Return every line below as is, leaving out the pictures.

-------- Data excerpts

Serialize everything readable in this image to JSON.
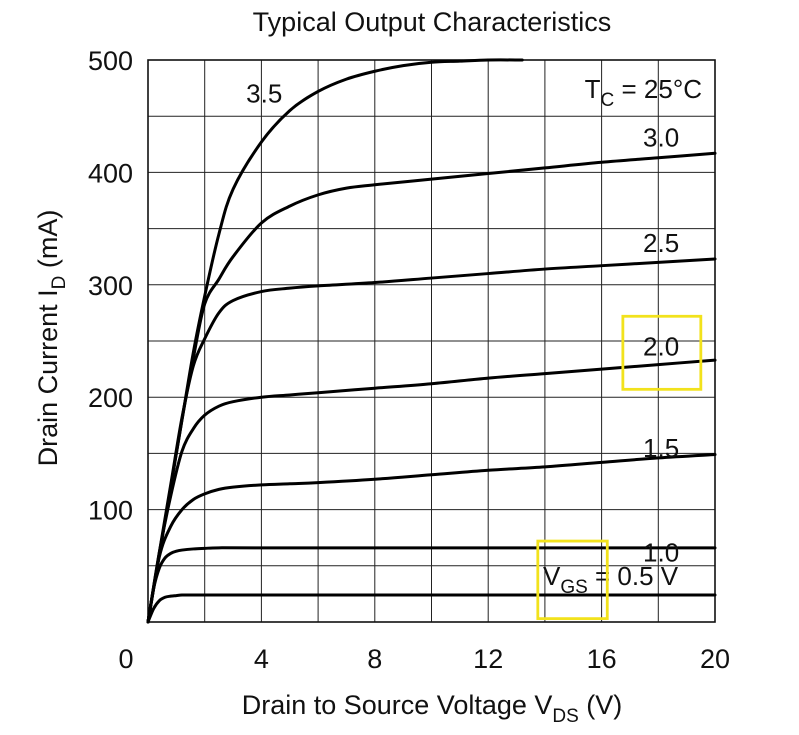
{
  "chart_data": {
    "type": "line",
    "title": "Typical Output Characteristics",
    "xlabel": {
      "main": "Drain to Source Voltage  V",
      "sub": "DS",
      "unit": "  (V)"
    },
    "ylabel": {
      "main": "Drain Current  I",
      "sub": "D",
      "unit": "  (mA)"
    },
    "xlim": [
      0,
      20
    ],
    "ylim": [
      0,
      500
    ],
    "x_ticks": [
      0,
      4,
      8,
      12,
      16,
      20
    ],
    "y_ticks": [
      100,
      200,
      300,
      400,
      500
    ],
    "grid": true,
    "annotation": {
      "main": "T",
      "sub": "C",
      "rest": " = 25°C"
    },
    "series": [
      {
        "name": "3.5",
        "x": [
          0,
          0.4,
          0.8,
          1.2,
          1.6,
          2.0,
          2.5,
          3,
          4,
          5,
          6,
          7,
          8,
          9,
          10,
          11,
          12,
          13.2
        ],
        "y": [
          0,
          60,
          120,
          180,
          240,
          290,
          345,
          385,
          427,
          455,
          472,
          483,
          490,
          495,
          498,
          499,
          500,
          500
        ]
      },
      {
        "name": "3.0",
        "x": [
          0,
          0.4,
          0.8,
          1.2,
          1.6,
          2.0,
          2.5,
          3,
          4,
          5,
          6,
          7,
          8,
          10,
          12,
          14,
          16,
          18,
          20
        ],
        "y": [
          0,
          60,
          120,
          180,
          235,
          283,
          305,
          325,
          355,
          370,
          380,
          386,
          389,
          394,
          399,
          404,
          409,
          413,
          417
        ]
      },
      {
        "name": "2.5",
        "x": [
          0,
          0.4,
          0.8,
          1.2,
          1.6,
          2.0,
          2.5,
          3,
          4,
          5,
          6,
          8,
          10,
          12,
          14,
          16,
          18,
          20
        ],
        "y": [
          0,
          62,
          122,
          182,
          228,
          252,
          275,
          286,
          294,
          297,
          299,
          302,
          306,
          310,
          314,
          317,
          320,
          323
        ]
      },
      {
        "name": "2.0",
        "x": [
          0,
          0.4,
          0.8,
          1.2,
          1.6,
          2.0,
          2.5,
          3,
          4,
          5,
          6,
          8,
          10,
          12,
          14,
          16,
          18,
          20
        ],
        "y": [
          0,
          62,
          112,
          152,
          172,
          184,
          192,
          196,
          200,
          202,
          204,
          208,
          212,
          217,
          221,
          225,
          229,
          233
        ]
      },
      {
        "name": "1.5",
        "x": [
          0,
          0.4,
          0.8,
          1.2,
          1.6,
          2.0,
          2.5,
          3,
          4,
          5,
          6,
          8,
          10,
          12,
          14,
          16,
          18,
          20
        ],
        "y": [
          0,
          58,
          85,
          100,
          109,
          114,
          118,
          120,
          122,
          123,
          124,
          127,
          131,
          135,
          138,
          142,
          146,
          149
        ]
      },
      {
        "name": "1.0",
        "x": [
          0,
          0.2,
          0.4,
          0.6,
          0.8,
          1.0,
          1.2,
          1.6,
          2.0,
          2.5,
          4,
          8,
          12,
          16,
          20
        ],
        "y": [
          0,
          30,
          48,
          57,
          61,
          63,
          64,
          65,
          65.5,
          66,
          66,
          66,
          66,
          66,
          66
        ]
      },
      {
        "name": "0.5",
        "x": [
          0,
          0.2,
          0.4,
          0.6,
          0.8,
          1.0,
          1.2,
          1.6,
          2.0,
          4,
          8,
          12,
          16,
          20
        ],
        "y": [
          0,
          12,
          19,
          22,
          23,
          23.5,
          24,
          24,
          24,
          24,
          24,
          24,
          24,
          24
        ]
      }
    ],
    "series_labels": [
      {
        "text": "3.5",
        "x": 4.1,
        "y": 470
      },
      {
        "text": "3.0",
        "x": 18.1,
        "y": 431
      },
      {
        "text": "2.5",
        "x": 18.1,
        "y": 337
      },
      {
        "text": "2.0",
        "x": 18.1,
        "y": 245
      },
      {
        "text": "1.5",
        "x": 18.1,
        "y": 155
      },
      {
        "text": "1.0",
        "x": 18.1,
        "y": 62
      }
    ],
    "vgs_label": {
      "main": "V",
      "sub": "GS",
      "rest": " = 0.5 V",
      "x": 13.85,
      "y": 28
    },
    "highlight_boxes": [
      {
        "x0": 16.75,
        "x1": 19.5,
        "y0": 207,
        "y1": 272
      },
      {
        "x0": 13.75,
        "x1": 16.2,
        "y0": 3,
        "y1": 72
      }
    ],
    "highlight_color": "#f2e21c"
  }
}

----------------

## Task output
Serialize everything readable in this image to JSON.
{
  "chart_data": {
    "type": "line",
    "title": "Typical Output Characteristics",
    "xlabel": {
      "main": "Drain to Source Voltage  V",
      "sub": "DS",
      "unit": "  (V)"
    },
    "ylabel": {
      "main": "Drain Current  I",
      "sub": "D",
      "unit": "  (mA)"
    },
    "xlim": [
      0,
      20
    ],
    "ylim": [
      0,
      500
    ],
    "x_ticks": [
      0,
      4,
      8,
      12,
      16,
      20
    ],
    "y_ticks": [
      100,
      200,
      300,
      400,
      500
    ],
    "grid": true,
    "annotation": {
      "main": "T",
      "sub": "C",
      "rest": " = 25°C"
    },
    "series": [
      {
        "name": "3.5",
        "x": [
          0,
          0.4,
          0.8,
          1.2,
          1.6,
          2.0,
          2.5,
          3,
          4,
          5,
          6,
          7,
          8,
          9,
          10,
          11,
          12,
          13.2
        ],
        "y": [
          0,
          60,
          120,
          180,
          240,
          290,
          345,
          385,
          427,
          455,
          472,
          483,
          490,
          495,
          498,
          499,
          500,
          500
        ]
      },
      {
        "name": "3.0",
        "x": [
          0,
          0.4,
          0.8,
          1.2,
          1.6,
          2.0,
          2.5,
          3,
          4,
          5,
          6,
          7,
          8,
          10,
          12,
          14,
          16,
          18,
          20
        ],
        "y": [
          0,
          60,
          120,
          180,
          235,
          283,
          305,
          325,
          355,
          370,
          380,
          386,
          389,
          394,
          399,
          404,
          409,
          413,
          417
        ]
      },
      {
        "name": "2.5",
        "x": [
          0,
          0.4,
          0.8,
          1.2,
          1.6,
          2.0,
          2.5,
          3,
          4,
          5,
          6,
          8,
          10,
          12,
          14,
          16,
          18,
          20
        ],
        "y": [
          0,
          62,
          122,
          182,
          228,
          252,
          275,
          286,
          294,
          297,
          299,
          302,
          306,
          310,
          314,
          317,
          320,
          323
        ]
      },
      {
        "name": "2.0",
        "x": [
          0,
          0.4,
          0.8,
          1.2,
          1.6,
          2.0,
          2.5,
          3,
          4,
          5,
          6,
          8,
          10,
          12,
          14,
          16,
          18,
          20
        ],
        "y": [
          0,
          62,
          112,
          152,
          172,
          184,
          192,
          196,
          200,
          202,
          204,
          208,
          212,
          217,
          221,
          225,
          229,
          233
        ]
      },
      {
        "name": "1.5",
        "x": [
          0,
          0.4,
          0.8,
          1.2,
          1.6,
          2.0,
          2.5,
          3,
          4,
          5,
          6,
          8,
          10,
          12,
          14,
          16,
          18,
          20
        ],
        "y": [
          0,
          58,
          85,
          100,
          109,
          114,
          118,
          120,
          122,
          123,
          124,
          127,
          131,
          135,
          138,
          142,
          146,
          149
        ]
      },
      {
        "name": "1.0",
        "x": [
          0,
          0.2,
          0.4,
          0.6,
          0.8,
          1.0,
          1.2,
          1.6,
          2.0,
          2.5,
          4,
          8,
          12,
          16,
          20
        ],
        "y": [
          0,
          30,
          48,
          57,
          61,
          63,
          64,
          65,
          65.5,
          66,
          66,
          66,
          66,
          66,
          66
        ]
      },
      {
        "name": "0.5",
        "x": [
          0,
          0.2,
          0.4,
          0.6,
          0.8,
          1.0,
          1.2,
          1.6,
          2.0,
          4,
          8,
          12,
          16,
          20
        ],
        "y": [
          0,
          12,
          19,
          22,
          23,
          23.5,
          24,
          24,
          24,
          24,
          24,
          24,
          24,
          24
        ]
      }
    ],
    "series_labels": [
      {
        "text": "3.5",
        "x": 4.1,
        "y": 470
      },
      {
        "text": "3.0",
        "x": 18.1,
        "y": 431
      },
      {
        "text": "2.5",
        "x": 18.1,
        "y": 337
      },
      {
        "text": "2.0",
        "x": 18.1,
        "y": 245
      },
      {
        "text": "1.5",
        "x": 18.1,
        "y": 155
      },
      {
        "text": "1.0",
        "x": 18.1,
        "y": 62
      }
    ],
    "vgs_label": {
      "main": "V",
      "sub": "GS",
      "rest": " = 0.5 V",
      "x": 13.85,
      "y": 28
    },
    "highlight_boxes": [
      {
        "x0": 16.75,
        "x1": 19.5,
        "y0": 207,
        "y1": 272
      },
      {
        "x0": 13.75,
        "x1": 16.2,
        "y0": 3,
        "y1": 72
      }
    ],
    "highlight_color": "#f2e21c"
  }
}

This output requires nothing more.